[Data entries]
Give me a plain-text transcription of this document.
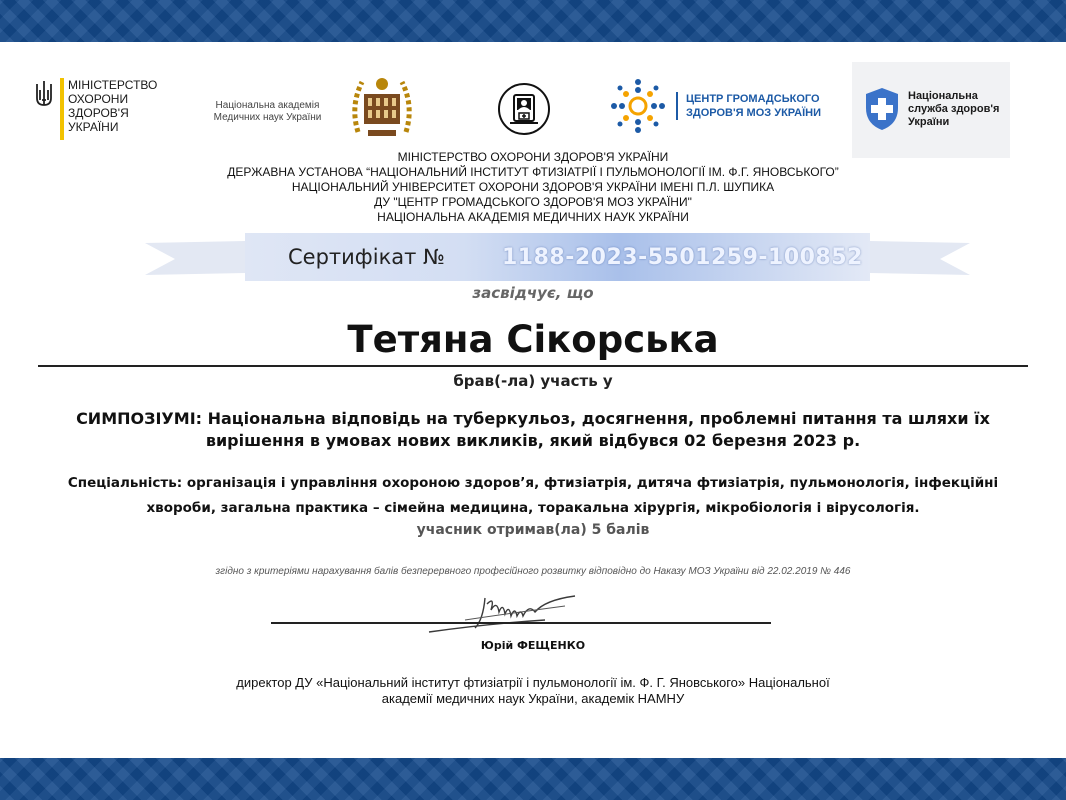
МІНІСТЕРСТВО
ОХОРОНИ
ЗДОРОВ'Я
УКРАЇНИ
Національна академія Медичних наук України
ЦЕНТР ГРОМАДСЬКОГО
ЗДОРОВ'Я МОЗ УКРАЇНИ
Національна
служба здоров'я
України
МІНІСТЕРСТВО ОХОРОНИ ЗДОРОВ'Я УКРАЇНИ
ДЕРЖАВНА УСТАНОВА “НАЦІОНАЛЬНИЙ ІНСТИТУТ ФТИЗІАТРІЇ І ПУЛЬМОНОЛОГІЇ ІМ. Ф.Г. ЯНОВСЬКОГО”
НАЦІОНАЛЬНИЙ УНІВЕРСИТЕТ ОХОРОНИ ЗДОРОВ'Я УКРАЇНИ ІМЕНІ П.Л. ШУПИКА
ДУ "ЦЕНТР ГРОМАДСЬКОГО ЗДОРОВ'Я МОЗ УКРАЇНИ"
НАЦІОНАЛЬНА АКАДЕМІЯ МЕДИЧНИХ НАУК УКРАЇНИ
Сертифікат №	1188-2023-5501259-100852
засвідчує, що
Тетяна Сікорська
брав(-ла) участь у
СИМПОЗІУМІ: Національна відповідь на туберкульоз, досягнення, проблемні питання та шляхи їх
вирішення в умовах нових викликів, який відбувся 02 березня 2023 р.
Спеціальність: організація і управління охороною здоров’я, фтизіатрія, дитяча фтизіатрія, пульмонологія, інфекційні
хвороби, загальна практика – сімейна медицина, торакальна хірургія, мікробіологія і вірусологія.
учасник отримав(ла) 5 балів
згідно з критеріями нарахування балів безперервного професійного розвитку відповідно до Наказу МОЗ України від 22.02.2019 № 446
Юрій ФЕЩЕНКО
директор ДУ «Національний інститут фтизіатрії і пульмонології ім. Ф. Г. Яновського» Національної
академії медичних наук України, академік НАМНУ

▶ What you are asked to do: Every entry must be written out exactly, with all pictures left out.

▶ Expected answer:
Give me a plain-text transcription of this document.
МІНІСТЕРСТВО
ОХОРОНИ
ЗДОРОВ'Я
УКРАЇНИ
Національна академія Медичних наук України
ЦЕНТР ГРОМАДСЬКОГО
ЗДОРОВ'Я МОЗ УКРАЇНИ
Національна
служба здоров'я
України
МІНІСТЕРСТВО ОХОРОНИ ЗДОРОВ'Я УКРАЇНИ
ДЕРЖАВНА УСТАНОВА “НАЦІОНАЛЬНИЙ ІНСТИТУТ ФТИЗІАТРІЇ І ПУЛЬМОНОЛОГІЇ ІМ. Ф.Г. ЯНОВСЬКОГО”
НАЦІОНАЛЬНИЙ УНІВЕРСИТЕТ ОХОРОНИ ЗДОРОВ'Я УКРАЇНИ ІМЕНІ П.Л. ШУПИКА
ДУ "ЦЕНТР ГРОМАДСЬКОГО ЗДОРОВ'Я МОЗ УКРАЇНИ"
НАЦІОНАЛЬНА АКАДЕМІЯ МЕДИЧНИХ НАУК УКРАЇНИ
Сертифікат №	1188-2023-5501259-100852
засвідчує, що
Тетяна Сікорська
брав(-ла) участь у
СИМПОЗІУМІ: Національна відповідь на туберкульоз, досягнення, проблемні питання та шляхи їх
вирішення в умовах нових викликів, який відбувся 02 березня 2023 р.
Спеціальність: організація і управління охороною здоров’я, фтизіатрія, дитяча фтизіатрія, пульмонологія, інфекційні
хвороби, загальна практика – сімейна медицина, торакальна хірургія, мікробіологія і вірусологія.
учасник отримав(ла) 5 балів
згідно з критеріями нарахування балів безперервного професійного розвитку відповідно до Наказу МОЗ України від 22.02.2019 № 446
Юрій ФЕЩЕНКО
директор ДУ «Національний інститут фтизіатрії і пульмонології ім. Ф. Г. Яновського» Національної
академії медичних наук України, академік НАМНУ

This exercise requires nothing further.